--- Material for the task ---

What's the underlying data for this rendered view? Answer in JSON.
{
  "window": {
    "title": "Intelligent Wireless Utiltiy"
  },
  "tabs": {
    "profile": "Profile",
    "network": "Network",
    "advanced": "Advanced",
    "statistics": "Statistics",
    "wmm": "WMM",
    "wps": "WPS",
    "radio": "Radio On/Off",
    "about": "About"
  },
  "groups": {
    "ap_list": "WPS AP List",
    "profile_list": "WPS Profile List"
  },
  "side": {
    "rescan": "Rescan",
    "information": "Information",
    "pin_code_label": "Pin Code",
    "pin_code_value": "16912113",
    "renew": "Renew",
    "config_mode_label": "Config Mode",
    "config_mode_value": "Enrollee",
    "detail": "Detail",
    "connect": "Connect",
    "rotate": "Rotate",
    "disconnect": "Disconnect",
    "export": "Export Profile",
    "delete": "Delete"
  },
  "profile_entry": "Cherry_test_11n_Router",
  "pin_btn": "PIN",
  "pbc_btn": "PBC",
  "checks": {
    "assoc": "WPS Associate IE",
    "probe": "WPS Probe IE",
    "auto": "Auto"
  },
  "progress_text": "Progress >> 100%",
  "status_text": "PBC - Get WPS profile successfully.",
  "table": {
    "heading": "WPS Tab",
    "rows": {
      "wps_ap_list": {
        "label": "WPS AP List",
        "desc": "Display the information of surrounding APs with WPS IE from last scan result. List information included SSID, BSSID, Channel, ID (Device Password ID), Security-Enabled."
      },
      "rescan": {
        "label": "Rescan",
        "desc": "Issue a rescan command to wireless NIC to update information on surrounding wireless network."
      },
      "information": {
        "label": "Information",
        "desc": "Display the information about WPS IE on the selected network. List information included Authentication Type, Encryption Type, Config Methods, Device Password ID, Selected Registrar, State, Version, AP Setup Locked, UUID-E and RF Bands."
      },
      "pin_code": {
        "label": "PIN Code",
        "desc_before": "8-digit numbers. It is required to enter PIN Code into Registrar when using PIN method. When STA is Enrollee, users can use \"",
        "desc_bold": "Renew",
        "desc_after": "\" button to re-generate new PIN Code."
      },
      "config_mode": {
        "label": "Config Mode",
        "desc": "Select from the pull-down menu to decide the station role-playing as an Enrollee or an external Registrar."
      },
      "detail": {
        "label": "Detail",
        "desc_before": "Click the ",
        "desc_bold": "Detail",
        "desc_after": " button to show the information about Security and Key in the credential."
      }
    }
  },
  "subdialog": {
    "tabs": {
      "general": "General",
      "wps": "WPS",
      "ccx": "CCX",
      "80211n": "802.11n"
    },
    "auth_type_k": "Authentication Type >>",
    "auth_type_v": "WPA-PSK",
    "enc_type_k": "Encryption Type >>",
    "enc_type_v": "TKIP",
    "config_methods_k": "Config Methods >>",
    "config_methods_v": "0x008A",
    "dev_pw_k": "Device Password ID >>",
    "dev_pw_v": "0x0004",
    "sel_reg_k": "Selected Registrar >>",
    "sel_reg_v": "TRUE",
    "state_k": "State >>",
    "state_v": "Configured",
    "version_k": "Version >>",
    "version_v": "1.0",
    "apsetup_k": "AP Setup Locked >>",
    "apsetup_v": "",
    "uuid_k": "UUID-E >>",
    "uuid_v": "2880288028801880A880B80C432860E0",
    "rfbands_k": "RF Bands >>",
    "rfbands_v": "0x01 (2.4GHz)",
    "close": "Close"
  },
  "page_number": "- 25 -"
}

---

Written task: Copy out all of the data exactly, leaving nothing out.

Complete answer:
What's the underlying data for this rendered view? Answer in JSON.
{
  "window": {
    "title": "Intelligent Wireless Utiltiy"
  },
  "tabs": {
    "profile": "Profile",
    "network": "Network",
    "advanced": "Advanced",
    "statistics": "Statistics",
    "wmm": "WMM",
    "wps": "WPS",
    "radio": "Radio On/Off",
    "about": "About"
  },
  "groups": {
    "ap_list": "WPS AP List",
    "profile_list": "WPS Profile List"
  },
  "side": {
    "rescan": "Rescan",
    "information": "Information",
    "pin_code_label": "Pin Code",
    "pin_code_value": "16912113",
    "renew": "Renew",
    "config_mode_label": "Config Mode",
    "config_mode_value": "Enrollee",
    "detail": "Detail",
    "connect": "Connect",
    "rotate": "Rotate",
    "disconnect": "Disconnect",
    "export": "Export Profile",
    "delete": "Delete"
  },
  "profile_entry": "Cherry_test_11n_Router",
  "pin_btn": "PIN",
  "pbc_btn": "PBC",
  "checks": {
    "assoc": "WPS Associate IE",
    "probe": "WPS Probe IE",
    "auto": "Auto"
  },
  "progress_text": "Progress >> 100%",
  "status_text": "PBC - Get WPS profile successfully.",
  "table": {
    "heading": "WPS Tab",
    "rows": {
      "wps_ap_list": {
        "label": "WPS AP List",
        "desc": "Display the information of surrounding APs with WPS IE from last scan result. List information included SSID, BSSID, Channel, ID (Device Password ID), Security-Enabled."
      },
      "rescan": {
        "label": "Rescan",
        "desc": "Issue a rescan command to wireless NIC to update information on surrounding wireless network."
      },
      "information": {
        "label": "Information",
        "desc": "Display the information about WPS IE on the selected network. List information included Authentication Type, Encryption Type, Config Methods, Device Password ID, Selected Registrar, State, Version, AP Setup Locked, UUID-E and RF Bands."
      },
      "pin_code": {
        "label": "PIN Code",
        "desc_before": "8-digit numbers. It is required to enter PIN Code into Registrar when using PIN method. When STA is Enrollee, users can use \"",
        "desc_bold": "Renew",
        "desc_after": "\" button to re-generate new PIN Code."
      },
      "config_mode": {
        "label": "Config Mode",
        "desc": "Select from the pull-down menu to decide the station role-playing as an Enrollee or an external Registrar."
      },
      "detail": {
        "label": "Detail",
        "desc_before": "Click the ",
        "desc_bold": "Detail",
        "desc_after": " button to show the information about Security and Key in the credential."
      }
    }
  },
  "subdialog": {
    "tabs": {
      "general": "General",
      "wps": "WPS",
      "ccx": "CCX",
      "80211n": "802.11n"
    },
    "auth_type_k": "Authentication Type >>",
    "auth_type_v": "WPA-PSK",
    "enc_type_k": "Encryption Type >>",
    "enc_type_v": "TKIP",
    "config_methods_k": "Config Methods >>",
    "config_methods_v": "0x008A",
    "dev_pw_k": "Device Password ID >>",
    "dev_pw_v": "0x0004",
    "sel_reg_k": "Selected Registrar >>",
    "sel_reg_v": "TRUE",
    "state_k": "State >>",
    "state_v": "Configured",
    "version_k": "Version >>",
    "version_v": "1.0",
    "apsetup_k": "AP Setup Locked >>",
    "apsetup_v": "",
    "uuid_k": "UUID-E >>",
    "uuid_v": "2880288028801880A880B80C432860E0",
    "rfbands_k": "RF Bands >>",
    "rfbands_v": "0x01 (2.4GHz)",
    "close": "Close"
  },
  "page_number": "- 25 -"
}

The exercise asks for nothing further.